--- begin PROVIDED MATERIAL ---
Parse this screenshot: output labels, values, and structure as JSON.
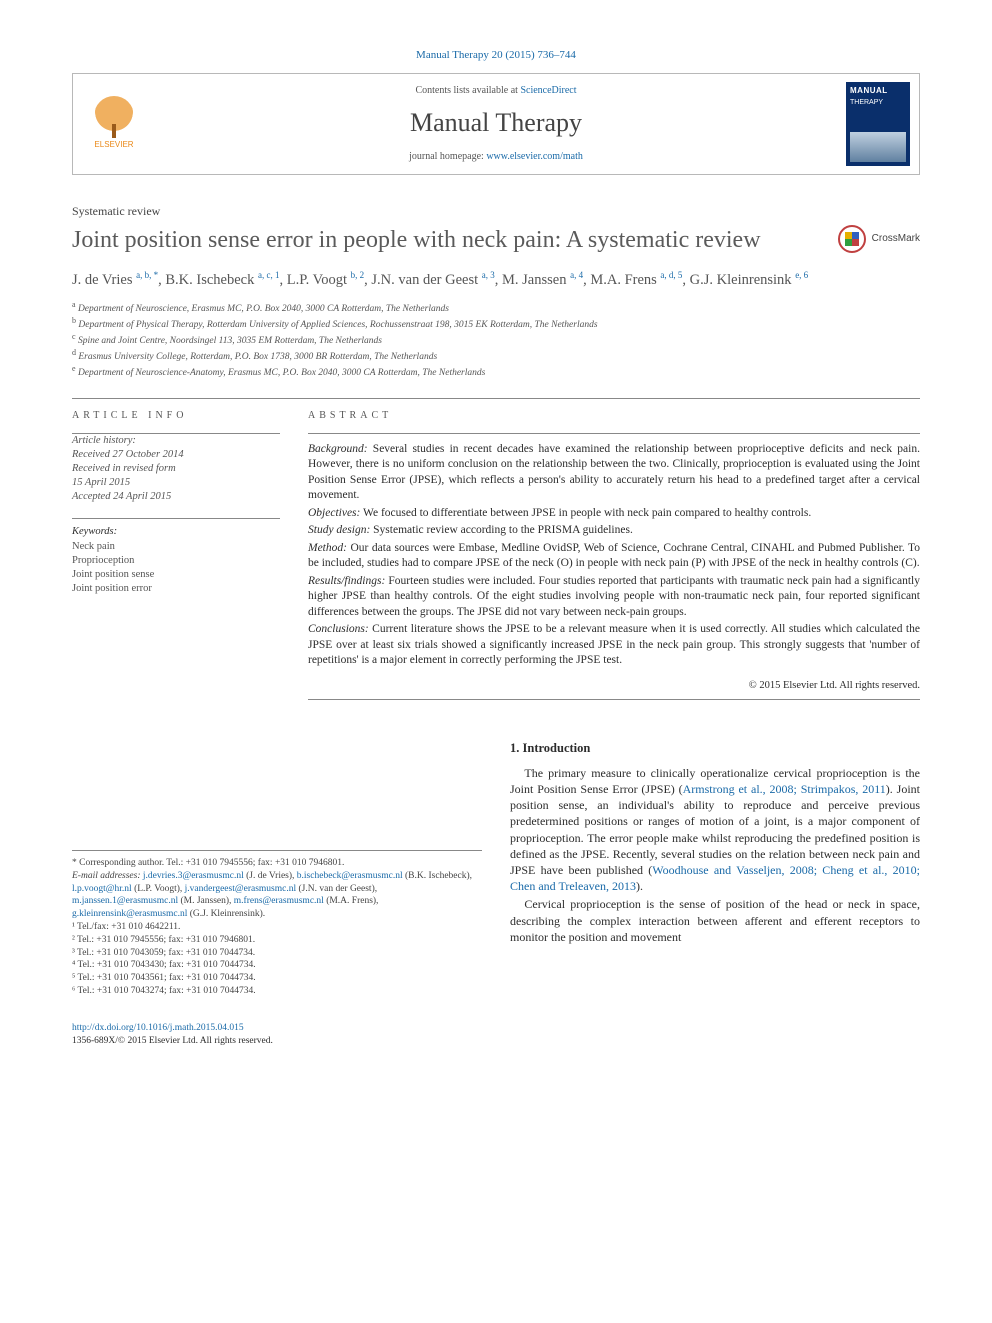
{
  "colors": {
    "link": "#1a6aa8",
    "text": "#2c2c2c",
    "muted": "#555555",
    "rule": "#888888",
    "elsevier_orange": "#ea8a1a",
    "cover_bg": "#0a2f6b"
  },
  "typography": {
    "base_family": "Times New Roman, Georgia, serif",
    "title_size_pt": 24,
    "journal_size_pt": 26,
    "body_size_pt": 12,
    "affil_size_pt": 9.5,
    "footnote_size_pt": 9.5
  },
  "header": {
    "citation": "Manual Therapy 20 (2015) 736–744",
    "contents_prefix": "Contents lists available at ",
    "contents_link": "ScienceDirect",
    "journal": "Manual Therapy",
    "homepage_prefix": "journal homepage: ",
    "homepage_link": "www.elsevier.com/math",
    "publisher": "ELSEVIER",
    "cover_title": "MANUAL",
    "cover_sub": "THERAPY"
  },
  "article": {
    "type": "Systematic review",
    "title": "Joint position sense error in people with neck pain: A systematic review",
    "crossmark": "CrossMark"
  },
  "authors_html": "J. de Vries <sup>a, b, *</sup>, B.K. Ischebeck <sup>a, c, 1</sup>, L.P. Voogt <sup>b, 2</sup>, J.N. van der Geest <sup>a, 3</sup>, M. Janssen <sup>a, 4</sup>, M.A. Frens <sup>a, d, 5</sup>, G.J. Kleinrensink <sup>e, 6</sup>",
  "affiliations": [
    {
      "sup": "a",
      "text": "Department of Neuroscience, Erasmus MC, P.O. Box 2040, 3000 CA Rotterdam, The Netherlands"
    },
    {
      "sup": "b",
      "text": "Department of Physical Therapy, Rotterdam University of Applied Sciences, Rochussenstraat 198, 3015 EK Rotterdam, The Netherlands"
    },
    {
      "sup": "c",
      "text": "Spine and Joint Centre, Noordsingel 113, 3035 EM Rotterdam, The Netherlands"
    },
    {
      "sup": "d",
      "text": "Erasmus University College, Rotterdam, P.O. Box 1738, 3000 BR Rotterdam, The Netherlands"
    },
    {
      "sup": "e",
      "text": "Department of Neuroscience-Anatomy, Erasmus MC, P.O. Box 2040, 3000 CA Rotterdam, The Netherlands"
    }
  ],
  "info": {
    "head": "ARTICLE INFO",
    "history_head": "Article history:",
    "history": [
      "Received 27 October 2014",
      "Received in revised form",
      "15 April 2015",
      "Accepted 24 April 2015"
    ],
    "keywords_head": "Keywords:",
    "keywords": [
      "Neck pain",
      "Proprioception",
      "Joint position sense",
      "Joint position error"
    ]
  },
  "abstract": {
    "head": "ABSTRACT",
    "paras": [
      {
        "label": "Background:",
        "text": " Several studies in recent decades have examined the relationship between proprioceptive deficits and neck pain. However, there is no uniform conclusion on the relationship between the two. Clinically, proprioception is evaluated using the Joint Position Sense Error (JPSE), which reflects a person's ability to accurately return his head to a predefined target after a cervical movement."
      },
      {
        "label": "Objectives:",
        "text": " We focused to differentiate between JPSE in people with neck pain compared to healthy controls."
      },
      {
        "label": "Study design:",
        "text": " Systematic review according to the PRISMA guidelines."
      },
      {
        "label": "Method:",
        "text": " Our data sources were Embase, Medline OvidSP, Web of Science, Cochrane Central, CINAHL and Pubmed Publisher. To be included, studies had to compare JPSE of the neck (O) in people with neck pain (P) with JPSE of the neck in healthy controls (C)."
      },
      {
        "label": "Results/findings:",
        "text": " Fourteen studies were included. Four studies reported that participants with traumatic neck pain had a significantly higher JPSE than healthy controls. Of the eight studies involving people with non-traumatic neck pain, four reported significant differences between the groups. The JPSE did not vary between neck-pain groups."
      },
      {
        "label": "Conclusions:",
        "text": " Current literature shows the JPSE to be a relevant measure when it is used correctly. All studies which calculated the JPSE over at least six trials showed a significantly increased JPSE in the neck pain group. This strongly suggests that 'number of repetitions' is a major element in correctly performing the JPSE test."
      }
    ],
    "copyright": "© 2015 Elsevier Ltd. All rights reserved."
  },
  "footnotes": {
    "corr": "* Corresponding author. Tel.: +31 010 7945556; fax: +31 010 7946801.",
    "email_label": "E-mail addresses:",
    "emails_html": " <a>j.devries.3@erasmusmc.nl</a> (J. de Vries), <a>b.ischebeck@erasmusmc.nl</a> (B.K. Ischebeck), <a>l.p.voogt@hr.nl</a> (L.P. Voogt), <a>j.vandergeest@erasmusmc.nl</a> (J.N. van der Geest), <a>m.janssen.1@erasmusmc.nl</a> (M. Janssen), <a>m.frens@erasmusmc.nl</a> (M.A. Frens), <a>g.kleinrensink@erasmusmc.nl</a> (G.J. Kleinrensink).",
    "lines": [
      "¹ Tel./fax: +31 010 4642211.",
      "² Tel.: +31 010 7945556; fax: +31 010 7946801.",
      "³ Tel.: +31 010 7043059; fax: +31 010 7044734.",
      "⁴ Tel.: +31 010 7043430; fax: +31 010 7044734.",
      "⁵ Tel.: +31 010 7043561; fax: +31 010 7044734.",
      "⁶ Tel.: +31 010 7043274; fax: +31 010 7044734."
    ]
  },
  "intro": {
    "head": "1. Introduction",
    "p1_pre": "The primary measure to clinically operationalize cervical proprioception is the Joint Position Sense Error (JPSE) (",
    "p1_link": "Armstrong et al., 2008; Strimpakos, 2011",
    "p1_mid": "). Joint position sense, an individual's ability to reproduce and perceive previous predetermined positions or ranges of motion of a joint, is a major component of proprioception. The error people make whilst reproducing the predefined position is defined as the JPSE. Recently, several studies on the relation between neck pain and JPSE have been published (",
    "p1_link2": "Woodhouse and Vasseljen, 2008; Cheng et al., 2010; Chen and Treleaven, 2013",
    "p1_post": ").",
    "p2": "Cervical proprioception is the sense of position of the head or neck in space, describing the complex interaction between afferent and efferent receptors to monitor the position and movement"
  },
  "doi": {
    "link": "http://dx.doi.org/10.1016/j.math.2015.04.015",
    "issn": "1356-689X/© 2015 Elsevier Ltd. All rights reserved."
  }
}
--- end PROVIDED MATERIAL ---
### INSTRUCTION
Leave out every picture and copy the rest of the records exactly.

### FULL SOLUTION
Parse this screenshot: output labels, values, and structure as JSON.
{
  "colors": {
    "link": "#1a6aa8",
    "text": "#2c2c2c",
    "muted": "#555555",
    "rule": "#888888",
    "elsevier_orange": "#ea8a1a",
    "cover_bg": "#0a2f6b"
  },
  "typography": {
    "base_family": "Times New Roman, Georgia, serif",
    "title_size_pt": 24,
    "journal_size_pt": 26,
    "body_size_pt": 12,
    "affil_size_pt": 9.5,
    "footnote_size_pt": 9.5
  },
  "header": {
    "citation": "Manual Therapy 20 (2015) 736–744",
    "contents_prefix": "Contents lists available at ",
    "contents_link": "ScienceDirect",
    "journal": "Manual Therapy",
    "homepage_prefix": "journal homepage: ",
    "homepage_link": "www.elsevier.com/math",
    "publisher": "ELSEVIER",
    "cover_title": "MANUAL",
    "cover_sub": "THERAPY"
  },
  "article": {
    "type": "Systematic review",
    "title": "Joint position sense error in people with neck pain: A systematic review",
    "crossmark": "CrossMark"
  },
  "authors_html": "J. de Vries <sup>a, b, *</sup>, B.K. Ischebeck <sup>a, c, 1</sup>, L.P. Voogt <sup>b, 2</sup>, J.N. van der Geest <sup>a, 3</sup>, M. Janssen <sup>a, 4</sup>, M.A. Frens <sup>a, d, 5</sup>, G.J. Kleinrensink <sup>e, 6</sup>",
  "affiliations": [
    {
      "sup": "a",
      "text": "Department of Neuroscience, Erasmus MC, P.O. Box 2040, 3000 CA Rotterdam, The Netherlands"
    },
    {
      "sup": "b",
      "text": "Department of Physical Therapy, Rotterdam University of Applied Sciences, Rochussenstraat 198, 3015 EK Rotterdam, The Netherlands"
    },
    {
      "sup": "c",
      "text": "Spine and Joint Centre, Noordsingel 113, 3035 EM Rotterdam, The Netherlands"
    },
    {
      "sup": "d",
      "text": "Erasmus University College, Rotterdam, P.O. Box 1738, 3000 BR Rotterdam, The Netherlands"
    },
    {
      "sup": "e",
      "text": "Department of Neuroscience-Anatomy, Erasmus MC, P.O. Box 2040, 3000 CA Rotterdam, The Netherlands"
    }
  ],
  "info": {
    "head": "ARTICLE INFO",
    "history_head": "Article history:",
    "history": [
      "Received 27 October 2014",
      "Received in revised form",
      "15 April 2015",
      "Accepted 24 April 2015"
    ],
    "keywords_head": "Keywords:",
    "keywords": [
      "Neck pain",
      "Proprioception",
      "Joint position sense",
      "Joint position error"
    ]
  },
  "abstract": {
    "head": "ABSTRACT",
    "paras": [
      {
        "label": "Background:",
        "text": " Several studies in recent decades have examined the relationship between proprioceptive deficits and neck pain. However, there is no uniform conclusion on the relationship between the two. Clinically, proprioception is evaluated using the Joint Position Sense Error (JPSE), which reflects a person's ability to accurately return his head to a predefined target after a cervical movement."
      },
      {
        "label": "Objectives:",
        "text": " We focused to differentiate between JPSE in people with neck pain compared to healthy controls."
      },
      {
        "label": "Study design:",
        "text": " Systematic review according to the PRISMA guidelines."
      },
      {
        "label": "Method:",
        "text": " Our data sources were Embase, Medline OvidSP, Web of Science, Cochrane Central, CINAHL and Pubmed Publisher. To be included, studies had to compare JPSE of the neck (O) in people with neck pain (P) with JPSE of the neck in healthy controls (C)."
      },
      {
        "label": "Results/findings:",
        "text": " Fourteen studies were included. Four studies reported that participants with traumatic neck pain had a significantly higher JPSE than healthy controls. Of the eight studies involving people with non-traumatic neck pain, four reported significant differences between the groups. The JPSE did not vary between neck-pain groups."
      },
      {
        "label": "Conclusions:",
        "text": " Current literature shows the JPSE to be a relevant measure when it is used correctly. All studies which calculated the JPSE over at least six trials showed a significantly increased JPSE in the neck pain group. This strongly suggests that 'number of repetitions' is a major element in correctly performing the JPSE test."
      }
    ],
    "copyright": "© 2015 Elsevier Ltd. All rights reserved."
  },
  "footnotes": {
    "corr": "* Corresponding author. Tel.: +31 010 7945556; fax: +31 010 7946801.",
    "email_label": "E-mail addresses:",
    "emails_html": " <a>j.devries.3@erasmusmc.nl</a> (J. de Vries), <a>b.ischebeck@erasmusmc.nl</a> (B.K. Ischebeck), <a>l.p.voogt@hr.nl</a> (L.P. Voogt), <a>j.vandergeest@erasmusmc.nl</a> (J.N. van der Geest), <a>m.janssen.1@erasmusmc.nl</a> (M. Janssen), <a>m.frens@erasmusmc.nl</a> (M.A. Frens), <a>g.kleinrensink@erasmusmc.nl</a> (G.J. Kleinrensink).",
    "lines": [
      "¹ Tel./fax: +31 010 4642211.",
      "² Tel.: +31 010 7945556; fax: +31 010 7946801.",
      "³ Tel.: +31 010 7043059; fax: +31 010 7044734.",
      "⁴ Tel.: +31 010 7043430; fax: +31 010 7044734.",
      "⁵ Tel.: +31 010 7043561; fax: +31 010 7044734.",
      "⁶ Tel.: +31 010 7043274; fax: +31 010 7044734."
    ]
  },
  "intro": {
    "head": "1. Introduction",
    "p1_pre": "The primary measure to clinically operationalize cervical proprioception is the Joint Position Sense Error (JPSE) (",
    "p1_link": "Armstrong et al., 2008; Strimpakos, 2011",
    "p1_mid": "). Joint position sense, an individual's ability to reproduce and perceive previous predetermined positions or ranges of motion of a joint, is a major component of proprioception. The error people make whilst reproducing the predefined position is defined as the JPSE. Recently, several studies on the relation between neck pain and JPSE have been published (",
    "p1_link2": "Woodhouse and Vasseljen, 2008; Cheng et al., 2010; Chen and Treleaven, 2013",
    "p1_post": ").",
    "p2": "Cervical proprioception is the sense of position of the head or neck in space, describing the complex interaction between afferent and efferent receptors to monitor the position and movement"
  },
  "doi": {
    "link": "http://dx.doi.org/10.1016/j.math.2015.04.015",
    "issn": "1356-689X/© 2015 Elsevier Ltd. All rights reserved."
  }
}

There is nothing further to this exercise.